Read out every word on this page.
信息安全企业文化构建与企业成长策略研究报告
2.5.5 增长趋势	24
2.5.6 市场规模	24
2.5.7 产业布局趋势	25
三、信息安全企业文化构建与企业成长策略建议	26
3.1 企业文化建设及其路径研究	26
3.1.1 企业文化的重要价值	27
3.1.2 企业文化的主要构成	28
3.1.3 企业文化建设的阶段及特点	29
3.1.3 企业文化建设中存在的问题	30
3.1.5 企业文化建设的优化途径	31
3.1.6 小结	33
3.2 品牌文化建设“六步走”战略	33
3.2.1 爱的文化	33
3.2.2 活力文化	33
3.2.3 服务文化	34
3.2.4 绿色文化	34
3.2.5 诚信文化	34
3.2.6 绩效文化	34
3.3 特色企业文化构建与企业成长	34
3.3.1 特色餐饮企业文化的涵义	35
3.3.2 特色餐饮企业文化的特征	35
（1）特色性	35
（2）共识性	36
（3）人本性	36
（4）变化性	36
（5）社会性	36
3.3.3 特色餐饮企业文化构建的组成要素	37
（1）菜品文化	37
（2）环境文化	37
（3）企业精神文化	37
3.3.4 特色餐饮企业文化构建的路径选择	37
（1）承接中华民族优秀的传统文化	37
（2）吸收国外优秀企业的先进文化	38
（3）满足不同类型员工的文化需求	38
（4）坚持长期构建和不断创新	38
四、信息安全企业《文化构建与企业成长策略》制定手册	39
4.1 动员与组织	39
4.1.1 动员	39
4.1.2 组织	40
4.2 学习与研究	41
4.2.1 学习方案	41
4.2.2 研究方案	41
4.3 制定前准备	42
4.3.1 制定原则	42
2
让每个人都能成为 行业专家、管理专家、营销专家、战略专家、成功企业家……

> **Brief**
Copy each line of the data above without altering a single character.

> **Response to this task**
Read out every word on this page.
信息安全企业文化构建与企业成长策略研究报告
2.5.5 增长趋势	24
2.5.6 市场规模	24
2.5.7 产业布局趋势	25
三、信息安全企业文化构建与企业成长策略建议	26
3.1 企业文化建设及其路径研究	26
3.1.1 企业文化的重要价值	27
3.1.2 企业文化的主要构成	28
3.1.3 企业文化建设的阶段及特点	29
3.1.3 企业文化建设中存在的问题	30
3.1.5 企业文化建设的优化途径	31
3.1.6 小结	33
3.2 品牌文化建设“六步走”战略	33
3.2.1 爱的文化	33
3.2.2 活力文化	33
3.2.3 服务文化	34
3.2.4 绿色文化	34
3.2.5 诚信文化	34
3.2.6 绩效文化	34
3.3 特色企业文化构建与企业成长	34
3.3.1 特色餐饮企业文化的涵义	35
3.3.2 特色餐饮企业文化的特征	35
（1）特色性	35
（2）共识性	36
（3）人本性	36
（4）变化性	36
（5）社会性	36
3.3.3 特色餐饮企业文化构建的组成要素	37
（1）菜品文化	37
（2）环境文化	37
（3）企业精神文化	37
3.3.4 特色餐饮企业文化构建的路径选择	37
（1）承接中华民族优秀的传统文化	37
（2）吸收国外优秀企业的先进文化	38
（3）满足不同类型员工的文化需求	38
（4）坚持长期构建和不断创新	38
四、信息安全企业《文化构建与企业成长策略》制定手册	39
4.1 动员与组织	39
4.1.1 动员	39
4.1.2 组织	40
4.2 学习与研究	41
4.2.1 学习方案	41
4.2.2 研究方案	41
4.3 制定前准备	42
4.3.1 制定原则	42
2
让每个人都能成为 行业专家、管理专家、营销专家、战略专家、成功企业家……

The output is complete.